(Dataset entries on figures)

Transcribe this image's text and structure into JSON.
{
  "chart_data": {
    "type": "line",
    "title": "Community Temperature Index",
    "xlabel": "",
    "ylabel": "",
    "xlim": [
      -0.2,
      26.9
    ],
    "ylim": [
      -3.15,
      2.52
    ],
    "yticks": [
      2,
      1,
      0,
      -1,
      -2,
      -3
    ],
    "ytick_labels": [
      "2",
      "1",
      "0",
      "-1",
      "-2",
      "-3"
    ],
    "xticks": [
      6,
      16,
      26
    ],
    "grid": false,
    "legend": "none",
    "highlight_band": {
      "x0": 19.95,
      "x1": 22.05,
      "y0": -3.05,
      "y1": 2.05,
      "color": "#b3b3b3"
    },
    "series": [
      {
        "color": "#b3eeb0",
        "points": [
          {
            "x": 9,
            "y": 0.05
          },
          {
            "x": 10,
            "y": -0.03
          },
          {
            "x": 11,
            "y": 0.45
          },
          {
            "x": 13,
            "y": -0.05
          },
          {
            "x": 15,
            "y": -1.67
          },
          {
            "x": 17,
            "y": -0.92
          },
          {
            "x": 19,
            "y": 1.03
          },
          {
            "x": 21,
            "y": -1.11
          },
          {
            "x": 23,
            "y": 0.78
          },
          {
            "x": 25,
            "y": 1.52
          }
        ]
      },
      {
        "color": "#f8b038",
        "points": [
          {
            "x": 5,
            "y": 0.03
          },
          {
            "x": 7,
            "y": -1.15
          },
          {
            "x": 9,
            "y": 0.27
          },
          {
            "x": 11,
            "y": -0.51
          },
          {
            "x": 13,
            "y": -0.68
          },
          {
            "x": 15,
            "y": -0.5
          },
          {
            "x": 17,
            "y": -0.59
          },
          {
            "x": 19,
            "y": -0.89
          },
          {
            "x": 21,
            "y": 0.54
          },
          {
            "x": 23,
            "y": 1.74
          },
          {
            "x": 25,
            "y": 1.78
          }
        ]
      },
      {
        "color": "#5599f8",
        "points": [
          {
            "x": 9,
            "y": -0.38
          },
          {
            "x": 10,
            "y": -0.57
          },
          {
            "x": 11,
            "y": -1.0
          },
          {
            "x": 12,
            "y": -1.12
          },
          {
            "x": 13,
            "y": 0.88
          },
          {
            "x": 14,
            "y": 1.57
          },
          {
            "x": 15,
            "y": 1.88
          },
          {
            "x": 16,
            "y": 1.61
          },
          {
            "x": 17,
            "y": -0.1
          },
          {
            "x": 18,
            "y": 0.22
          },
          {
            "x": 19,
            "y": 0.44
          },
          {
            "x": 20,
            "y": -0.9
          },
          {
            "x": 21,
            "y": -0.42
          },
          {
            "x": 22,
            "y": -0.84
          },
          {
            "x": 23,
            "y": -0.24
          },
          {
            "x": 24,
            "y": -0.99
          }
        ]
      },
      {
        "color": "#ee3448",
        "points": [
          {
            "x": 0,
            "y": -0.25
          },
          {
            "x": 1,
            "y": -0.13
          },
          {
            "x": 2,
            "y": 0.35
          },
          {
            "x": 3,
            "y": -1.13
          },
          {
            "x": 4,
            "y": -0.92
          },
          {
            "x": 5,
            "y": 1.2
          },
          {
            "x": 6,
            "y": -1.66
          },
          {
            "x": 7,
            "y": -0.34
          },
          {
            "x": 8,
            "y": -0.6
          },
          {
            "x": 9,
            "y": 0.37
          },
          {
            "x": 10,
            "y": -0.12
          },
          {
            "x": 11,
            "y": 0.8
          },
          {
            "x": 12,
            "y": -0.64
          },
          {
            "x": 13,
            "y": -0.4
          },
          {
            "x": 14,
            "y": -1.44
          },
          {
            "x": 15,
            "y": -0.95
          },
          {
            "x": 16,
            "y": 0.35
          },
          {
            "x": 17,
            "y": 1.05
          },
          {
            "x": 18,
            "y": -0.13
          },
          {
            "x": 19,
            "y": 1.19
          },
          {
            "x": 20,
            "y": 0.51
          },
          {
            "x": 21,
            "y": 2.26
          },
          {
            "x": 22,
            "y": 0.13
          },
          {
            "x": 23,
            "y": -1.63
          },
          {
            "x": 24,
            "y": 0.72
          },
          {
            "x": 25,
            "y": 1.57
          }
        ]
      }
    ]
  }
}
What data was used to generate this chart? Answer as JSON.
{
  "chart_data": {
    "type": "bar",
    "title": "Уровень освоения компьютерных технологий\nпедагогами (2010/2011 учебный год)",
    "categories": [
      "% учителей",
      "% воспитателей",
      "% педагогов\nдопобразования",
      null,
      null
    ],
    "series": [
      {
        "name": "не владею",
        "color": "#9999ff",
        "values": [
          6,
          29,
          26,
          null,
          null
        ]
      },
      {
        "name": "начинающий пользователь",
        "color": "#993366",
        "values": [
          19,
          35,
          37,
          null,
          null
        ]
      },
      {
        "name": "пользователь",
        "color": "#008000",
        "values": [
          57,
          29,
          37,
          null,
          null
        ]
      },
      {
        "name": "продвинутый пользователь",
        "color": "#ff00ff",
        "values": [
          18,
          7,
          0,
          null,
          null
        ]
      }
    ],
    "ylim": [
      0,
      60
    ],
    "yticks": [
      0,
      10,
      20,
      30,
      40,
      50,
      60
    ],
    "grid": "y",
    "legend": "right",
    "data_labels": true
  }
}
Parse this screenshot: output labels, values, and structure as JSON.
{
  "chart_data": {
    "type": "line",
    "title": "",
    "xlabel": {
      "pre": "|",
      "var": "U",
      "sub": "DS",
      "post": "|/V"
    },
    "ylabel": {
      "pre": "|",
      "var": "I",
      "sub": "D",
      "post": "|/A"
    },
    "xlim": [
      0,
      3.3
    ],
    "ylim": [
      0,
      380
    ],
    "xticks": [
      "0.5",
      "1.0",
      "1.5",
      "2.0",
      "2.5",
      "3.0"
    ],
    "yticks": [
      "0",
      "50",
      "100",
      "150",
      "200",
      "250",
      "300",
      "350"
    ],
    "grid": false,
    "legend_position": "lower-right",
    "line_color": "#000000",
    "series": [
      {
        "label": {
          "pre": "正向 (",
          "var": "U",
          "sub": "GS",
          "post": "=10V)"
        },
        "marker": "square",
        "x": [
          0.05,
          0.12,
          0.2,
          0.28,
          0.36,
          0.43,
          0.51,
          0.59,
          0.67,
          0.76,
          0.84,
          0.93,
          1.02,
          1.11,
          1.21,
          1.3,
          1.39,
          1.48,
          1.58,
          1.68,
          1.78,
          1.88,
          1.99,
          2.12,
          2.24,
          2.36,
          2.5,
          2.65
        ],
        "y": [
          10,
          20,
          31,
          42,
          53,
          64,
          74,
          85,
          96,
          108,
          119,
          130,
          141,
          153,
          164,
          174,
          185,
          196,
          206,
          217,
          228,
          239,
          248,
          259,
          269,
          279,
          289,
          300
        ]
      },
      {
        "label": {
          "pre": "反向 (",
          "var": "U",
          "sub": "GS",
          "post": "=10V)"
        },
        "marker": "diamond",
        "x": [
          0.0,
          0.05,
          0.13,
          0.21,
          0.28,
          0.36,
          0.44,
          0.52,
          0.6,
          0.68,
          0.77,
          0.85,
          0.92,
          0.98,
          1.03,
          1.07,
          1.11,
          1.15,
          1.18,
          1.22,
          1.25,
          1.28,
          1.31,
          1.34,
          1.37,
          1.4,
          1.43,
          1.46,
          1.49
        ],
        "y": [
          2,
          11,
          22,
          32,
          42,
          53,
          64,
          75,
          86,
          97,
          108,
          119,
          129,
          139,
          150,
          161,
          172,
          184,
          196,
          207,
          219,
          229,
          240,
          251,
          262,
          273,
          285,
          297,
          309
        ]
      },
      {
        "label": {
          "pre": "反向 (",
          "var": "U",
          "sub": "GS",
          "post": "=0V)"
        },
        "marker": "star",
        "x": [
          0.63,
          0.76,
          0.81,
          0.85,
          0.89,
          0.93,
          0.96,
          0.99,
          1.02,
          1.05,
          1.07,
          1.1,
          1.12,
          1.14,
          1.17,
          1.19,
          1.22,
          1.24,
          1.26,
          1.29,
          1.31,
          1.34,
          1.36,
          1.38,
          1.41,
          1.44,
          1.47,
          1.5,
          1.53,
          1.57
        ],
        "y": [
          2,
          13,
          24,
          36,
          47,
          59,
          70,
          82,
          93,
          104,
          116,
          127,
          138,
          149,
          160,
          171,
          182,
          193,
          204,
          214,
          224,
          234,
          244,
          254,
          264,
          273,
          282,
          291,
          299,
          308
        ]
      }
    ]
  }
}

Problem details>
Every line of the listing that holds "structure" should be found and copied.

Output of the task>
Transcribe this image's text and structure into JSON.
Parse this screenshot: output labels, values, and structure as JSON.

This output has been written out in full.